Exercise task -
Reproduce all the entries exactly.

****************************************

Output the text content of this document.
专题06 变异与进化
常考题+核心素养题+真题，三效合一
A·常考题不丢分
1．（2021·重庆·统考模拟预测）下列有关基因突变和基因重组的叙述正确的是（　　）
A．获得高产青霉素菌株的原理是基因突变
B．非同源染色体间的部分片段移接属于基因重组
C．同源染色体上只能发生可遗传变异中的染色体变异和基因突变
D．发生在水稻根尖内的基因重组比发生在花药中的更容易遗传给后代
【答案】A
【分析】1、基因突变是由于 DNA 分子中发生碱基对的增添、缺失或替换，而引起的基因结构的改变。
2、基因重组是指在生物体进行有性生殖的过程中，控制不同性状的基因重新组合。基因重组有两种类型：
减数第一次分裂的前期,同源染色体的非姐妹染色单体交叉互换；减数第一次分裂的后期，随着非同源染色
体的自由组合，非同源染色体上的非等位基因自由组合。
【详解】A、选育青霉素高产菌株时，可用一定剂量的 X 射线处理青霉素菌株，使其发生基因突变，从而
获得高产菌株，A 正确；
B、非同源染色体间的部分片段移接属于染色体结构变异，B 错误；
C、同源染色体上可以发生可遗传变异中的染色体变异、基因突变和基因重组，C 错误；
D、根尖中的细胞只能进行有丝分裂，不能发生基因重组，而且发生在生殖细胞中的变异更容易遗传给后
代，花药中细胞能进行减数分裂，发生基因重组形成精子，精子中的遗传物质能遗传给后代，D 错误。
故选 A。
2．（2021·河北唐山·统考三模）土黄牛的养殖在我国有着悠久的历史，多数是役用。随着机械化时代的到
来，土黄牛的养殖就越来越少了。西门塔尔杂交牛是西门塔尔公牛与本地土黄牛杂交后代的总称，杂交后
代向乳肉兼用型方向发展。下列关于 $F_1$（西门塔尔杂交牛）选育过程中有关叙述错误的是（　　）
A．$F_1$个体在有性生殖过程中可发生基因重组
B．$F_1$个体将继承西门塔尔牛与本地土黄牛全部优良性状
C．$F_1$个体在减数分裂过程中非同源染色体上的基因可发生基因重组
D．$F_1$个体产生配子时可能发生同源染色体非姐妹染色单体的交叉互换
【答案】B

****************************************

Exercise answer -
Output the text content of this document.
专题06 变异与进化
常考题+核心素养题+真题，三效合一
A·常考题不丢分
1．（2021·重庆·统考模拟预测）下列有关基因突变和基因重组的叙述正确的是（　　）
A．获得高产青霉素菌株的原理是基因突变
B．非同源染色体间的部分片段移接属于基因重组
C．同源染色体上只能发生可遗传变异中的染色体变异和基因突变
D．发生在水稻根尖内的基因重组比发生在花药中的更容易遗传给后代
【答案】A
【分析】1、基因突变是由于 DNA 分子中发生碱基对的增添、缺失或替换，而引起的基因结构的改变。
2、基因重组是指在生物体进行有性生殖的过程中，控制不同性状的基因重新组合。基因重组有两种类型：
减数第一次分裂的前期,同源染色体的非姐妹染色单体交叉互换；减数第一次分裂的后期，随着非同源染色
体的自由组合，非同源染色体上的非等位基因自由组合。
【详解】A、选育青霉素高产菌株时，可用一定剂量的 X 射线处理青霉素菌株，使其发生基因突变，从而
获得高产菌株，A 正确；
B、非同源染色体间的部分片段移接属于染色体结构变异，B 错误；
C、同源染色体上可以发生可遗传变异中的染色体变异、基因突变和基因重组，C 错误；
D、根尖中的细胞只能进行有丝分裂，不能发生基因重组，而且发生在生殖细胞中的变异更容易遗传给后
代，花药中细胞能进行减数分裂，发生基因重组形成精子，精子中的遗传物质能遗传给后代，D 错误。
故选 A。
2．（2021·河北唐山·统考三模）土黄牛的养殖在我国有着悠久的历史，多数是役用。随着机械化时代的到
来，土黄牛的养殖就越来越少了。西门塔尔杂交牛是西门塔尔公牛与本地土黄牛杂交后代的总称，杂交后
代向乳肉兼用型方向发展。下列关于 $F_1$（西门塔尔杂交牛）选育过程中有关叙述错误的是（　　）
A．$F_1$个体在有性生殖过程中可发生基因重组
B．$F_1$个体将继承西门塔尔牛与本地土黄牛全部优良性状
C．$F_1$个体在减数分裂过程中非同源染色体上的基因可发生基因重组
D．$F_1$个体产生配子时可能发生同源染色体非姐妹染色单体的交叉互换
【答案】B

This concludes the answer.